### SOURCE PASSAGE
----

VXLAN, MBGP EVPN with Ingress Replication – Part 1 – Basic Facts, Design Considerations and Security

I found too many reference docs on VXLAN, most of them cover early solutions that do not use MP-BGP EVPN and manage advertisement of BUM traffic (broadcast, unknown unicast and multicast) via multicast. I know people who do not want to run mcast in their network!

Here, I focus on VXLAN with MP-BGP EVPN with ingress replication to manage BUM traffic (VXLAN + MPBGP EVPN + Ingress Replication).

So, What Is “Ingress Replication” Compared To “Multicast” Based VXLAN Solution?

The answer is – ingress replication is called head-end-replication which performs unicast delivery of VXLAN encapsulated packet across remote VTEPs. Unicast replication requires a source VTEP to delivery same data to every single remote VTEPs in “one-to-one” fashion – whereas in multicast a rendezvous point (preferred is PIM-SM RP) defined where all the VTEPs join to receive delivery of VXLAN encapsulated data in “one-to-many” fashion. Multicast has lower overhead and can provide faster delivery compared to unicast; however, multicast is less secure.

MP-BGP EVPN is the next generation solution becoming widely popular in Data Center networks (VXLAN EVPN) and Service Provider networks (MPLS PBB-EVPN).

My plan is to create following step-by-step reference documents for VXLAN EVPN with ingress replication.

VXLAN, MBGP EVPN with ingress replication – Part 1 – Basic Facts, Design Considerations and Security
VXLAN, MBGP EVPN with ingress replication – Part 2 – Configure VXLAN on a single POD – L2 VNI – here
VXLAN, MBGP EVPN with ingress replication – Part 3 – Configure VXLAN on multi PODs – L2 VNI
VXLAN, MBGP EVPN with ingress replication – Part 4 – Configure VXLAN on multi PODs – L3 VNI
VXLAN, MBGP EVPN with ingress replication – Part 5 – Configure VXLAN on multi PODs including a collapsed POD besides Spine and Leaf PODs

This is the Part 1.

Let’s Get Some Basic Facts About VXLAN

the initial specification of VXLAN described in RFC 7348; this describes the need for overlay networks within virtualized data centers accommodating high density tenants (4096++) as traditional VLAN based segmentation can go max up to 4096
so based on RFC7348, VXLAN is the solution to get rid of classical ethernet (CE) in a data center and extend VLAN boundaries from 4096 to above; ah! NO more VLAN and STP!

----

### DATA PROVIDED
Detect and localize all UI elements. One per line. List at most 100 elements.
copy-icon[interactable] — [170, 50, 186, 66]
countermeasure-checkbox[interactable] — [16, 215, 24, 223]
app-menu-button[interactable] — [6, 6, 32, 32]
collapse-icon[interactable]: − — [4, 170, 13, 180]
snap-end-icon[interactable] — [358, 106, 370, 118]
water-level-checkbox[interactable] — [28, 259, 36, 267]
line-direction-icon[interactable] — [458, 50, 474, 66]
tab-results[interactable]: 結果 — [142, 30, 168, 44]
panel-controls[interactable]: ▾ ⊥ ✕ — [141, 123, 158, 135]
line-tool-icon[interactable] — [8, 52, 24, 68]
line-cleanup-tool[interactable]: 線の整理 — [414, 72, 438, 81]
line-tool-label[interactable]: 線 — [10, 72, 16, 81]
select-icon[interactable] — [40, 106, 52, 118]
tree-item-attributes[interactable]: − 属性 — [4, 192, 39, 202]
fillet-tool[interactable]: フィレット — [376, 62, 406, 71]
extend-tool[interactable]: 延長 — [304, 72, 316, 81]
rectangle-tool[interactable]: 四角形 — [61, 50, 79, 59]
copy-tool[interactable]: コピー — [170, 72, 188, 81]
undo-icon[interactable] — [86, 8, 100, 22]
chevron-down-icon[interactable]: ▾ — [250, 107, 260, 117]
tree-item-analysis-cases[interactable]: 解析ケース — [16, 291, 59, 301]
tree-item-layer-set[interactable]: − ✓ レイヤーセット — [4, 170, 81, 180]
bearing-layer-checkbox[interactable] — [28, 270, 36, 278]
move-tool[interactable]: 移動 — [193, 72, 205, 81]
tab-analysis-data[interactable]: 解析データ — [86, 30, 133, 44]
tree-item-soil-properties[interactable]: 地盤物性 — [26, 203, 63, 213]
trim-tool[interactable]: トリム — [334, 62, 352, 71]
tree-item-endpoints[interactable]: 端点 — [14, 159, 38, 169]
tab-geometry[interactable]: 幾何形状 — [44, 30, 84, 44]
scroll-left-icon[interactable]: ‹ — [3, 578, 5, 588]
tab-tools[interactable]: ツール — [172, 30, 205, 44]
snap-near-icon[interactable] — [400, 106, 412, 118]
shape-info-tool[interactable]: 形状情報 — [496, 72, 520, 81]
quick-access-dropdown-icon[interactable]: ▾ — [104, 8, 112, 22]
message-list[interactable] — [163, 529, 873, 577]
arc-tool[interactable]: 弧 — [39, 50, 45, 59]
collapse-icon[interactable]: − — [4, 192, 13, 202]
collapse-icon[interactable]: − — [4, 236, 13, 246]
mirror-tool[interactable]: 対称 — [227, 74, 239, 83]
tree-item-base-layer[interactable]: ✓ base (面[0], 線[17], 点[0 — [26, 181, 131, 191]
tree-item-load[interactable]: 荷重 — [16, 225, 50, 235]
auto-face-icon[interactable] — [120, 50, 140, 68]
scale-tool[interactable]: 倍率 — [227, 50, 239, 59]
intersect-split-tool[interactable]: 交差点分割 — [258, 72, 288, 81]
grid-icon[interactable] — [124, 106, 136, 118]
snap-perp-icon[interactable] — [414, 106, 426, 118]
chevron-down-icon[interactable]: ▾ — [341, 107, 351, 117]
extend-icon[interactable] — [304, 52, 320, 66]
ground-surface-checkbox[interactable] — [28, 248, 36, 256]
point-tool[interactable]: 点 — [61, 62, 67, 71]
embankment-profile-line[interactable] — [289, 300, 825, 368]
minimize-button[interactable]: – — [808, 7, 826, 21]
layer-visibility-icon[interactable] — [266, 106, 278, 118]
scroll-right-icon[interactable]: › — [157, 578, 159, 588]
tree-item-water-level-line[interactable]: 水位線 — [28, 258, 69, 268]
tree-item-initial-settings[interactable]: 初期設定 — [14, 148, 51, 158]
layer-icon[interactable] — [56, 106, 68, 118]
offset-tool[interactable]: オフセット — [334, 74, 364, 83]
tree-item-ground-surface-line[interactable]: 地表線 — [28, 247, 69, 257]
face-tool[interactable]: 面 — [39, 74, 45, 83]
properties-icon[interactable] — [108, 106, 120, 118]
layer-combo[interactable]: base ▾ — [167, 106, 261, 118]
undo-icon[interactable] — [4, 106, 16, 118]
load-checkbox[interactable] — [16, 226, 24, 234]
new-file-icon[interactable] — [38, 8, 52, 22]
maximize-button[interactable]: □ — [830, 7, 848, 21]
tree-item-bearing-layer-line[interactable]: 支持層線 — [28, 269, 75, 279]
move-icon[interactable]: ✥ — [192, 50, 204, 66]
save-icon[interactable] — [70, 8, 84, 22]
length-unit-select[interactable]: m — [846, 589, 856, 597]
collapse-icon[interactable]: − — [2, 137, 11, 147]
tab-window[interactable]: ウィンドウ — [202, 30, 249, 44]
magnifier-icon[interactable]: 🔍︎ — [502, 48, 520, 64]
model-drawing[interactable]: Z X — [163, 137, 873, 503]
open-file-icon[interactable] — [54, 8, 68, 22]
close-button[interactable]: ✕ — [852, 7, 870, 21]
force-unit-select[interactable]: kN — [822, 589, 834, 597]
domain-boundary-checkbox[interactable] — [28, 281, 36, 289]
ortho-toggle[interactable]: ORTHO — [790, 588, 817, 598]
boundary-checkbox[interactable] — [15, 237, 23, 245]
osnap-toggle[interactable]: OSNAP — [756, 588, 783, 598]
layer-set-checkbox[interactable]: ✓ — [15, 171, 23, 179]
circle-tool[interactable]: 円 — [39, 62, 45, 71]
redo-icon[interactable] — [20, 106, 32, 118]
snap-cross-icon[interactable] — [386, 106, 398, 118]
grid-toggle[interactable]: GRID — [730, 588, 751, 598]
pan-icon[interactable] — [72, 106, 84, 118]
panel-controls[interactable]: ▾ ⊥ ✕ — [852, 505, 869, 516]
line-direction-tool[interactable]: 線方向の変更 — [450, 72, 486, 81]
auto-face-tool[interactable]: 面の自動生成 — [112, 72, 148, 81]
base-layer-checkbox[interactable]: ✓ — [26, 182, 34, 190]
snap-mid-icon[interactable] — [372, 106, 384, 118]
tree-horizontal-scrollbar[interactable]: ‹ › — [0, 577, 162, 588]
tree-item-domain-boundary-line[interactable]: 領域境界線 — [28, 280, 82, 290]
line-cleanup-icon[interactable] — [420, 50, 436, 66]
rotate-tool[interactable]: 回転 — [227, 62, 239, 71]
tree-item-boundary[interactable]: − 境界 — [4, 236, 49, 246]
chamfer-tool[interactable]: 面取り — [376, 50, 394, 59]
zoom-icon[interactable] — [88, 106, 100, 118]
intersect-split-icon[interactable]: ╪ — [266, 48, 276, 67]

----

### SET OF TASKS
1. According to the VXLAN passage, which RFC holds the initial specification of VXLAN?
2. Which traffic types make up BUM traffic, as spelled out in the VXLAN passage? List every one.
3. Extend the VXLAN passage, starting after its final line.

### ANSWERS FOR THE TASKS
1. RFC 7348.

2. Broadcast, unknown unicast, multicast

3.
similar alternative are TRILL, NVGRE, Cisco OTV; however, none are widely accepted except VXLAN
VXLAN header size is 8-byte; this includes a layer 2 virtual network identifier (VNI), which is 24-bit long
VNI represents a broadcast domain; traditional VLANs are associated with a unique VNI number; you often see the term “bridge-domain” which are in a sense similar to VLANs (or multiple VLAN/subnets of a tenent); a VNI can represent a bridge-domain
since maximum number of IEEE 802.1Q VLAN is 4096 – you can have max 4096 VNIs per POD (point of delivery); yes – you sill use VLANs for segregation!
in a large DC environment, you have multiple PODs inter-connected together per data center or across multiple data centers; thus you can have a high density multi-tenancy network that goes beyond 4096! Here you need VXLAN VNIs that gives you segments up to 24-bit (16,777,216 unique network segments in decimal)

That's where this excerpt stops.